WHAT YOU HAVE TO DO - Render every entry verbatim.

GIVEN RECORDS -

╭──

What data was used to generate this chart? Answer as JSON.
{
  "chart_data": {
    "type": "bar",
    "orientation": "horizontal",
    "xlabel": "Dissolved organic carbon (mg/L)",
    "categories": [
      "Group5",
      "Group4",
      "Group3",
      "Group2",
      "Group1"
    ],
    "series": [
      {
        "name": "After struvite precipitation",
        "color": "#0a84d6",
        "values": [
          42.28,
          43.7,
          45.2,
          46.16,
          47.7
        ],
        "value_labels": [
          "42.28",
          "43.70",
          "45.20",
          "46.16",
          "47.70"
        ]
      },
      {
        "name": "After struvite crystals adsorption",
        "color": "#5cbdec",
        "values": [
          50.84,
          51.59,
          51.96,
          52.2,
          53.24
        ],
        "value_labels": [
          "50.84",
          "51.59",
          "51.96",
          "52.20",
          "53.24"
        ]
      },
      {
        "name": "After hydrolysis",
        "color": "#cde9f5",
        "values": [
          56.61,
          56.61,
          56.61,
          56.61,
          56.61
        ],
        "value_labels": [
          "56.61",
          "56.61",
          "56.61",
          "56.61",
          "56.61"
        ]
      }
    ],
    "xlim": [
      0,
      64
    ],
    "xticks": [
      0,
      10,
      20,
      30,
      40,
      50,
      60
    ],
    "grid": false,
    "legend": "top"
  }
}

╰──

CORRECT RESPONSE -
What data was used to generate this chart? Answer as JSON.
{
  "chart_data": {
    "type": "bar",
    "orientation": "horizontal",
    "xlabel": "Dissolved organic carbon (mg/L)",
    "categories": [
      "Group5",
      "Group4",
      "Group3",
      "Group2",
      "Group1"
    ],
    "series": [
      {
        "name": "After struvite precipitation",
        "color": "#0a84d6",
        "values": [
          42.28,
          43.7,
          45.2,
          46.16,
          47.7
        ],
        "value_labels": [
          "42.28",
          "43.70",
          "45.20",
          "46.16",
          "47.70"
        ]
      },
      {
        "name": "After struvite crystals adsorption",
        "color": "#5cbdec",
        "values": [
          50.84,
          51.59,
          51.96,
          52.2,
          53.24
        ],
        "value_labels": [
          "50.84",
          "51.59",
          "51.96",
          "52.20",
          "53.24"
        ]
      },
      {
        "name": "After hydrolysis",
        "color": "#cde9f5",
        "values": [
          56.61,
          56.61,
          56.61,
          56.61,
          56.61
        ],
        "value_labels": [
          "56.61",
          "56.61",
          "56.61",
          "56.61",
          "56.61"
        ]
      }
    ],
    "xlim": [
      0,
      64
    ],
    "xticks": [
      0,
      10,
      20,
      30,
      40,
      50,
      60
    ],
    "grid": false,
    "legend": "top"
  }
}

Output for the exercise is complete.